— Start of Supplied records —
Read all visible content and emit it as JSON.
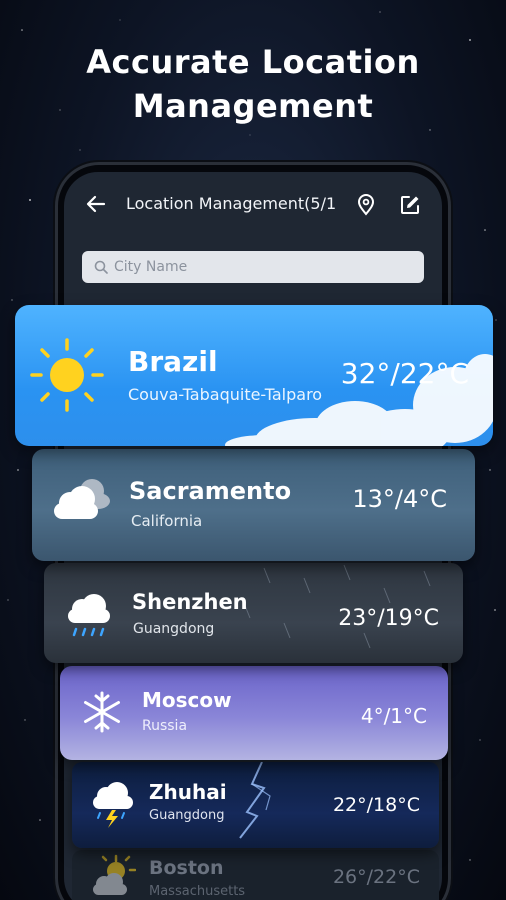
{
  "headline": {
    "line1": "Accurate Location",
    "line2": "Management"
  },
  "appbar": {
    "title": "Location Management(5/1",
    "back_icon": "arrow-left-icon",
    "pin_icon": "location-pin-icon",
    "edit_icon": "edit-icon"
  },
  "search": {
    "placeholder": "City Name",
    "icon": "search-icon"
  },
  "locations": [
    {
      "city": "Brazil",
      "region": "Couva-Tabaquite-Talparo",
      "temp": "32°/22°C",
      "icon": "sun-icon",
      "color": "#2a93f2"
    },
    {
      "city": "Sacramento",
      "region": "California",
      "temp": "13°/4°C",
      "icon": "cloudy-icon",
      "color": "#4e6f8a"
    },
    {
      "city": "Shenzhen",
      "region": "Guangdong",
      "temp": "23°/19°C",
      "icon": "rain-icon",
      "color": "#3a434f"
    },
    {
      "city": "Moscow",
      "region": "Russia",
      "temp": "4°/1°C",
      "icon": "snowflake-icon",
      "color": "#8a86d8"
    },
    {
      "city": "Zhuhai",
      "region": "Guangdong",
      "temp": "22°/18°C",
      "icon": "thunderstorm-icon",
      "color": "#15295a"
    },
    {
      "city": "Boston",
      "region": "Massachusetts",
      "temp": "26°/22°C",
      "icon": "partly-sunny-icon",
      "color": "#1a222c"
    }
  ]
}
— End of Supplied records —
[Work to do]: Reproduce every line exactly and omit all pictures.

[Response for this exercise]:
Read all visible content and emit it as JSON.
{
  "headline": {
    "line1": "Accurate Location",
    "line2": "Management"
  },
  "appbar": {
    "title": "Location Management(5/1",
    "back_icon": "arrow-left-icon",
    "pin_icon": "location-pin-icon",
    "edit_icon": "edit-icon"
  },
  "search": {
    "placeholder": "City Name",
    "icon": "search-icon"
  },
  "locations": [
    {
      "city": "Brazil",
      "region": "Couva-Tabaquite-Talparo",
      "temp": "32°/22°C",
      "icon": "sun-icon",
      "color": "#2a93f2"
    },
    {
      "city": "Sacramento",
      "region": "California",
      "temp": "13°/4°C",
      "icon": "cloudy-icon",
      "color": "#4e6f8a"
    },
    {
      "city": "Shenzhen",
      "region": "Guangdong",
      "temp": "23°/19°C",
      "icon": "rain-icon",
      "color": "#3a434f"
    },
    {
      "city": "Moscow",
      "region": "Russia",
      "temp": "4°/1°C",
      "icon": "snowflake-icon",
      "color": "#8a86d8"
    },
    {
      "city": "Zhuhai",
      "region": "Guangdong",
      "temp": "22°/18°C",
      "icon": "thunderstorm-icon",
      "color": "#15295a"
    },
    {
      "city": "Boston",
      "region": "Massachusetts",
      "temp": "26°/22°C",
      "icon": "partly-sunny-icon",
      "color": "#1a222c"
    }
  ]
}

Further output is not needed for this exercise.